[Start DATASET RECORDS]

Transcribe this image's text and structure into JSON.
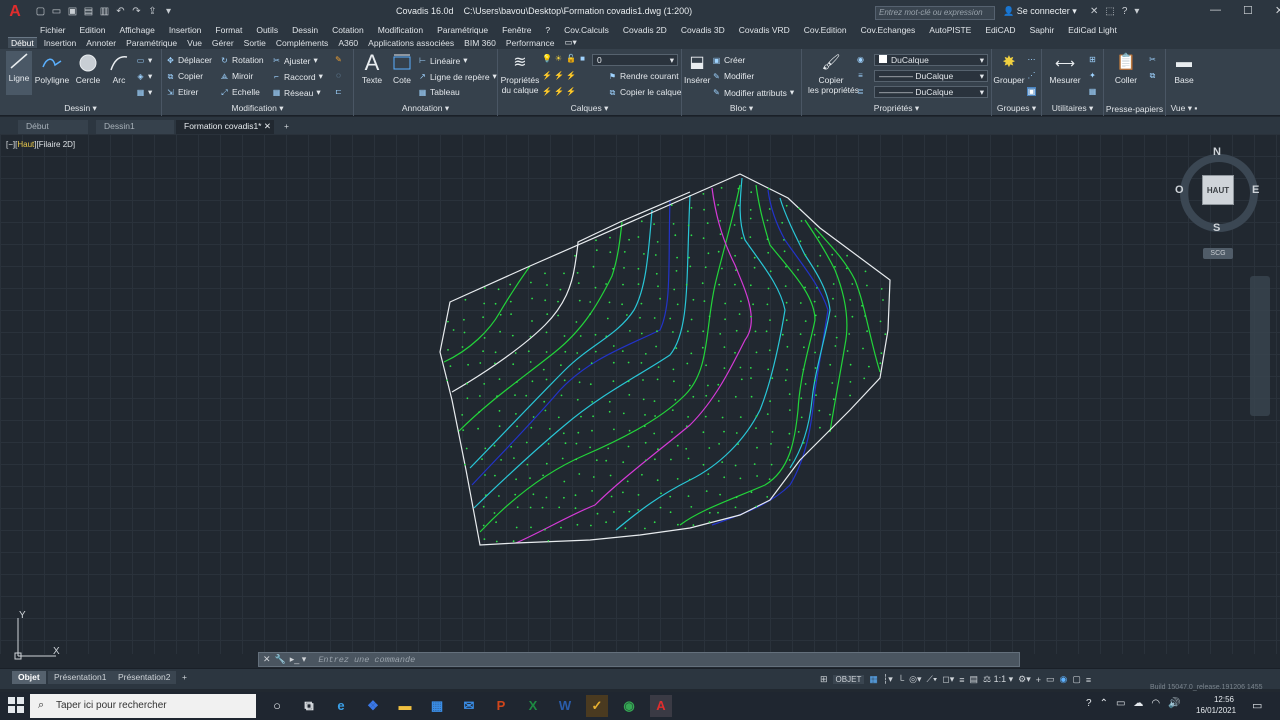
{
  "app": {
    "title": "Covadis 16.0d",
    "file_path": "C:\\Users\\bavou\\Desktop\\Formation covadis1.dwg (1:200)",
    "logo_letter": "A"
  },
  "titlebar": {
    "search_placeholder": "Entrez mot-clé ou expression",
    "signin": "Se connecter",
    "help": "?"
  },
  "menu": [
    "Fichier",
    "Edition",
    "Affichage",
    "Insertion",
    "Format",
    "Outils",
    "Dessin",
    "Cotation",
    "Modification",
    "Paramétrique",
    "Fenêtre",
    "?",
    "Cov.Calculs",
    "Covadis 2D",
    "Covadis 3D",
    "Covadis VRD",
    "Cov.Edition",
    "Cov.Echanges",
    "AutoPISTE",
    "EdiCAD",
    "Saphir",
    "EdiCad Light"
  ],
  "ribbon_tabs": [
    "Début",
    "Insertion",
    "Annoter",
    "Paramétrique",
    "Vue",
    "Gérer",
    "Sortie",
    "Compléments",
    "A360",
    "Applications associées",
    "BIM 360",
    "Performance"
  ],
  "ribbon": {
    "dessin": {
      "title": "Dessin",
      "ligne": "Ligne",
      "polyligne": "Polyligne",
      "cercle": "Cercle",
      "arc": "Arc"
    },
    "modification": {
      "title": "Modification",
      "deplacer": "Déplacer",
      "rotation": "Rotation",
      "ajuster": "Ajuster",
      "copier": "Copier",
      "miroir": "Miroir",
      "raccord": "Raccord",
      "etirer": "Etirer",
      "echelle": "Echelle",
      "reseau": "Réseau"
    },
    "annotation": {
      "title": "Annotation",
      "texte": "Texte",
      "cote": "Cote",
      "lineaire": "Linéaire",
      "ligne_repere": "Ligne de repère",
      "tableau": "Tableau"
    },
    "calques": {
      "title": "Calques",
      "proprietes_l1": "Propriétés",
      "proprietes_l2": "du calque",
      "layer_value": "0",
      "rendre_courant": "Rendre courant",
      "copier_calque": "Copier le calque"
    },
    "bloc": {
      "title": "Bloc",
      "inserer": "Insérer",
      "creer": "Créer",
      "modifier": "Modifier",
      "modifier_attributs": "Modifier attributs"
    },
    "proprietes": {
      "title": "Propriétés",
      "copier_l1": "Copier",
      "copier_l2": "les propriétés",
      "color": "DuCalque",
      "linetype": "DuCalque",
      "lineweight": "DuCalque"
    },
    "groupes": {
      "title": "Groupes",
      "grouper": "Grouper"
    },
    "utilitaires": {
      "title": "Utilitaires",
      "mesurer": "Mesurer"
    },
    "presse_papiers": {
      "title": "Presse-papiers",
      "coller": "Coller"
    },
    "vue": {
      "title": "Vue",
      "base": "Base"
    }
  },
  "doc_tabs": [
    "Début",
    "Dessin1",
    "Formation covadis1*"
  ],
  "viewport": {
    "label_pre": "[−][",
    "label_view": "Haut",
    "label_post": "][Filaire 2D]"
  },
  "viewcube": {
    "n": "N",
    "s": "S",
    "e": "E",
    "o": "O",
    "face": "HAUT",
    "ucs": "SCG"
  },
  "ucs": {
    "x": "X",
    "y": "Y"
  },
  "command_placeholder": "Entrez une commande",
  "layout_tabs": [
    "Objet",
    "Présentation1",
    "Présentation2"
  ],
  "status": {
    "mode": "OBJET",
    "scale": "1:1"
  },
  "build": "Build 15047.0_release.191206 1455",
  "taskbar": {
    "search": "Taper ici pour rechercher",
    "time": "12:56",
    "date": "16/01/2021"
  },
  "colors": {
    "boundary": "#e8ecef",
    "contour_green": "#22d43a",
    "contour_cyan": "#29c6d6",
    "contour_blue": "#2233c8",
    "contour_magenta": "#d43ad6",
    "points": "#2ee04a"
  }
}
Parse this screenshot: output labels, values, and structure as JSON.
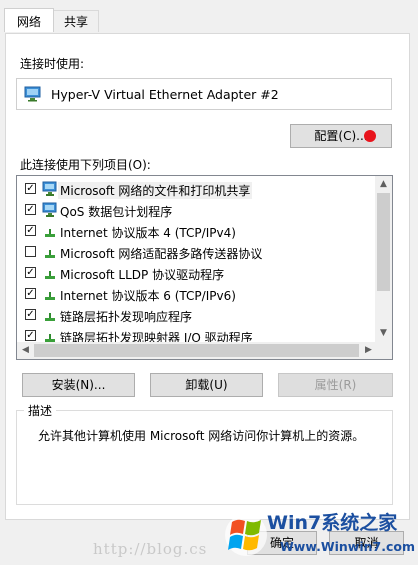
{
  "tabs": [
    {
      "label": "网络"
    },
    {
      "label": "共享"
    }
  ],
  "connect_using_label": "连接时使用:",
  "adapter_name": "Hyper-V Virtual Ethernet Adapter #2",
  "configure_button": "配置(C)...",
  "items_label": "此连接使用下列项目(O):",
  "items": [
    {
      "label": "Microsoft 网络的文件和打印机共享",
      "checked": true,
      "icon": "network-computer-icon"
    },
    {
      "label": "QoS 数据包计划程序",
      "checked": true,
      "icon": "network-computer-icon"
    },
    {
      "label": "Internet 协议版本 4 (TCP/IPv4)",
      "checked": true,
      "icon": "protocol-icon"
    },
    {
      "label": "Microsoft 网络适配器多路传送器协议",
      "checked": false,
      "icon": "protocol-icon"
    },
    {
      "label": "Microsoft LLDP 协议驱动程序",
      "checked": true,
      "icon": "protocol-icon"
    },
    {
      "label": "Internet 协议版本 6 (TCP/IPv6)",
      "checked": true,
      "icon": "protocol-icon"
    },
    {
      "label": "链路层拓扑发现响应程序",
      "checked": true,
      "icon": "protocol-icon"
    },
    {
      "label": "链路层拓扑发现映射器 I/O 驱动程序",
      "checked": true,
      "icon": "protocol-icon"
    }
  ],
  "buttons": {
    "install": "安装(N)...",
    "uninstall": "卸载(U)",
    "properties": "属性(R)"
  },
  "description_title": "描述",
  "description_text": "允许其他计算机使用 Microsoft 网络访问你计算机上的资源。",
  "bottom_buttons": {
    "ok": "确定",
    "cancel": "取消"
  },
  "watermark": "http://blog.cs",
  "logo": {
    "line1": "Win7系统之家",
    "line2": "Www.Winwin7.com"
  },
  "colors": {
    "accent_dot": "#e8141c",
    "logo_blue": "#1b4fa0"
  }
}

[End DATASET RECORDS]

### TASK DIRECTIONS
Check each line above for the string "Modifier" and show the ones that have it.

### SOLUTION FOR THIS TASK
      "modifier": "Modifier",
      "modifier_attributs": "Modifier attributs"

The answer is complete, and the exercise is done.